## TASK DESCRIPTION
Your task is to copy the material exactly.
# start of INPUT MATERIAL
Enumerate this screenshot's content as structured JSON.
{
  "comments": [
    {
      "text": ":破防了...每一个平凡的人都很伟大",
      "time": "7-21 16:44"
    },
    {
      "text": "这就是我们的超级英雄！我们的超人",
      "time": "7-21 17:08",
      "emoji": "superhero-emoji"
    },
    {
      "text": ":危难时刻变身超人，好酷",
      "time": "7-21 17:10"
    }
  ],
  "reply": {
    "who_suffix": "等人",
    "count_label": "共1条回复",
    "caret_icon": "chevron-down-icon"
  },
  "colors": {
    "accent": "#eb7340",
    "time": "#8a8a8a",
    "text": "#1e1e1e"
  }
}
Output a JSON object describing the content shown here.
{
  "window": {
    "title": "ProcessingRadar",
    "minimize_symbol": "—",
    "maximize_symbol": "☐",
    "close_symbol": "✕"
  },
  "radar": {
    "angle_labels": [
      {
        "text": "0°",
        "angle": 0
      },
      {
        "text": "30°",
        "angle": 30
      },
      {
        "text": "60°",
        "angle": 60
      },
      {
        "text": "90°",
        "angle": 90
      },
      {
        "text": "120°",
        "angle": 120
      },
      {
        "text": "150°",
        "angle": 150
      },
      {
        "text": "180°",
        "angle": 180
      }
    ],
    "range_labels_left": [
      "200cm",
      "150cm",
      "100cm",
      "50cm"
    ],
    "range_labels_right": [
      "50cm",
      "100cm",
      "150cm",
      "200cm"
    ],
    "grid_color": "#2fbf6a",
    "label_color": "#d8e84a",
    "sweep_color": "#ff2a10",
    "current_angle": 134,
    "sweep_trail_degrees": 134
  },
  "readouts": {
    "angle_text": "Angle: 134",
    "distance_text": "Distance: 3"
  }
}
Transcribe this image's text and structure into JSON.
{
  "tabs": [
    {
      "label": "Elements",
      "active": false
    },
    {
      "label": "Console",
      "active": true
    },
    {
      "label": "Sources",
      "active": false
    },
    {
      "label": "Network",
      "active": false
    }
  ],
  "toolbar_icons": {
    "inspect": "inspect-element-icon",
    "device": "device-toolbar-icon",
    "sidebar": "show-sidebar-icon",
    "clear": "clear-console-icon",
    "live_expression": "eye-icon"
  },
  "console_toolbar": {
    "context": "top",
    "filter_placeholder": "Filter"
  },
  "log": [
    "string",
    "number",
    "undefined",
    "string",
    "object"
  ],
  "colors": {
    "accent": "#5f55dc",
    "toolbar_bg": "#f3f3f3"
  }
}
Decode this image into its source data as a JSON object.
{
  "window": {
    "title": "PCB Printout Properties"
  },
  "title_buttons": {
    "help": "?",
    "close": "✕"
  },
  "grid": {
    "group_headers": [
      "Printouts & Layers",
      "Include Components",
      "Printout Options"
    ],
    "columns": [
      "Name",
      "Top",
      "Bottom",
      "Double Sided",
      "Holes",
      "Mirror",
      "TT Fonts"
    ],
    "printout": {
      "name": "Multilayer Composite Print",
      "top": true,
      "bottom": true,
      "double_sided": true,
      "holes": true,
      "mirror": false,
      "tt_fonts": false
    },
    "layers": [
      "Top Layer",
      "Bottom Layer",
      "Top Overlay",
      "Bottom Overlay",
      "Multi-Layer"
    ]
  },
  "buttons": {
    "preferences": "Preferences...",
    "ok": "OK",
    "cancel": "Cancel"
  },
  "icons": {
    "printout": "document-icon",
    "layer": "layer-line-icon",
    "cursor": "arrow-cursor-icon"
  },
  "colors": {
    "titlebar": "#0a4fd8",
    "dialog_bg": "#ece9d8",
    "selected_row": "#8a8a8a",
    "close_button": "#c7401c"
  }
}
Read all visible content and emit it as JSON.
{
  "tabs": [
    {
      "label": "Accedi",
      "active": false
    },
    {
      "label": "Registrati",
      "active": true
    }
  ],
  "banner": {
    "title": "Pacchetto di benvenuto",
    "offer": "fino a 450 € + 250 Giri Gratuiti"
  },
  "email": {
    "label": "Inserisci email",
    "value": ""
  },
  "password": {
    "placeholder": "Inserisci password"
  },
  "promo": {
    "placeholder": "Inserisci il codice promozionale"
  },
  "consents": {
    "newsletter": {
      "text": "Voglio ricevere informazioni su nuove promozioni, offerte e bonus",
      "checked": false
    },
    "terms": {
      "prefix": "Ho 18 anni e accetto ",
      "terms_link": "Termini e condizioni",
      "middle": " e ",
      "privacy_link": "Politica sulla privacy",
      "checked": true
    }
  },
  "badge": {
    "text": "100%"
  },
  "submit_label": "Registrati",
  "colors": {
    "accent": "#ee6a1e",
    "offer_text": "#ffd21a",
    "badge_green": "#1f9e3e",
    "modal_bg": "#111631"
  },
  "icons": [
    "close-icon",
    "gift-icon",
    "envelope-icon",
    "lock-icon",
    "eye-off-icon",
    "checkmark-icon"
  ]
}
# end of INPUT MATERIAL
## TASK RESPONSE
Enumerate this screenshot's content as structured JSON.
{
  "comments": [
    {
      "text": ":破防了...每一个平凡的人都很伟大",
      "time": "7-21 16:44"
    },
    {
      "text": "这就是我们的超级英雄！我们的超人",
      "time": "7-21 17:08",
      "emoji": "superhero-emoji"
    },
    {
      "text": ":危难时刻变身超人，好酷",
      "time": "7-21 17:10"
    }
  ],
  "reply": {
    "who_suffix": "等人",
    "count_label": "共1条回复",
    "caret_icon": "chevron-down-icon"
  },
  "colors": {
    "accent": "#eb7340",
    "time": "#8a8a8a",
    "text": "#1e1e1e"
  }
}
Output a JSON object describing the content shown here.
{
  "window": {
    "title": "ProcessingRadar",
    "minimize_symbol": "—",
    "maximize_symbol": "☐",
    "close_symbol": "✕"
  },
  "radar": {
    "angle_labels": [
      {
        "text": "0°",
        "angle": 0
      },
      {
        "text": "30°",
        "angle": 30
      },
      {
        "text": "60°",
        "angle": 60
      },
      {
        "text": "90°",
        "angle": 90
      },
      {
        "text": "120°",
        "angle": 120
      },
      {
        "text": "150°",
        "angle": 150
      },
      {
        "text": "180°",
        "angle": 180
      }
    ],
    "range_labels_left": [
      "200cm",
      "150cm",
      "100cm",
      "50cm"
    ],
    "range_labels_right": [
      "50cm",
      "100cm",
      "150cm",
      "200cm"
    ],
    "grid_color": "#2fbf6a",
    "label_color": "#d8e84a",
    "sweep_color": "#ff2a10",
    "current_angle": 134,
    "sweep_trail_degrees": 134
  },
  "readouts": {
    "angle_text": "Angle: 134",
    "distance_text": "Distance: 3"
  }
}
Transcribe this image's text and structure into JSON.
{
  "tabs": [
    {
      "label": "Elements",
      "active": false
    },
    {
      "label": "Console",
      "active": true
    },
    {
      "label": "Sources",
      "active": false
    },
    {
      "label": "Network",
      "active": false
    }
  ],
  "toolbar_icons": {
    "inspect": "inspect-element-icon",
    "device": "device-toolbar-icon",
    "sidebar": "show-sidebar-icon",
    "clear": "clear-console-icon",
    "live_expression": "eye-icon"
  },
  "console_toolbar": {
    "context": "top",
    "filter_placeholder": "Filter"
  },
  "log": [
    "string",
    "number",
    "undefined",
    "string",
    "object"
  ],
  "colors": {
    "accent": "#5f55dc",
    "toolbar_bg": "#f3f3f3"
  }
}
Decode this image into its source data as a JSON object.
{
  "window": {
    "title": "PCB Printout Properties"
  },
  "title_buttons": {
    "help": "?",
    "close": "✕"
  },
  "grid": {
    "group_headers": [
      "Printouts & Layers",
      "Include Components",
      "Printout Options"
    ],
    "columns": [
      "Name",
      "Top",
      "Bottom",
      "Double Sided",
      "Holes",
      "Mirror",
      "TT Fonts"
    ],
    "printout": {
      "name": "Multilayer Composite Print",
      "top": true,
      "bottom": true,
      "double_sided": true,
      "holes": true,
      "mirror": false,
      "tt_fonts": false
    },
    "layers": [
      "Top Layer",
      "Bottom Layer",
      "Top Overlay",
      "Bottom Overlay",
      "Multi-Layer"
    ]
  },
  "buttons": {
    "preferences": "Preferences...",
    "ok": "OK",
    "cancel": "Cancel"
  },
  "icons": {
    "printout": "document-icon",
    "layer": "layer-line-icon",
    "cursor": "arrow-cursor-icon"
  },
  "colors": {
    "titlebar": "#0a4fd8",
    "dialog_bg": "#ece9d8",
    "selected_row": "#8a8a8a",
    "close_button": "#c7401c"
  }
}
Read all visible content and emit it as JSON.
{
  "tabs": [
    {
      "label": "Accedi",
      "active": false
    },
    {
      "label": "Registrati",
      "active": true
    }
  ],
  "banner": {
    "title": "Pacchetto di benvenuto",
    "offer": "fino a 450 € + 250 Giri Gratuiti"
  },
  "email": {
    "label": "Inserisci email",
    "value": ""
  },
  "password": {
    "placeholder": "Inserisci password"
  },
  "promo": {
    "placeholder": "Inserisci il codice promozionale"
  },
  "consents": {
    "newsletter": {
      "text": "Voglio ricevere informazioni su nuove promozioni, offerte e bonus",
      "checked": false
    },
    "terms": {
      "prefix": "Ho 18 anni e accetto ",
      "terms_link": "Termini e condizioni",
      "middle": " e ",
      "privacy_link": "Politica sulla privacy",
      "checked": true
    }
  },
  "badge": {
    "text": "100%"
  },
  "submit_label": "Registrati",
  "colors": {
    "accent": "#ee6a1e",
    "offer_text": "#ffd21a",
    "badge_green": "#1f9e3e",
    "modal_bg": "#111631"
  },
  "icons": [
    "close-icon",
    "gift-icon",
    "envelope-icon",
    "lock-icon",
    "eye-off-icon",
    "checkmark-icon"
  ]
}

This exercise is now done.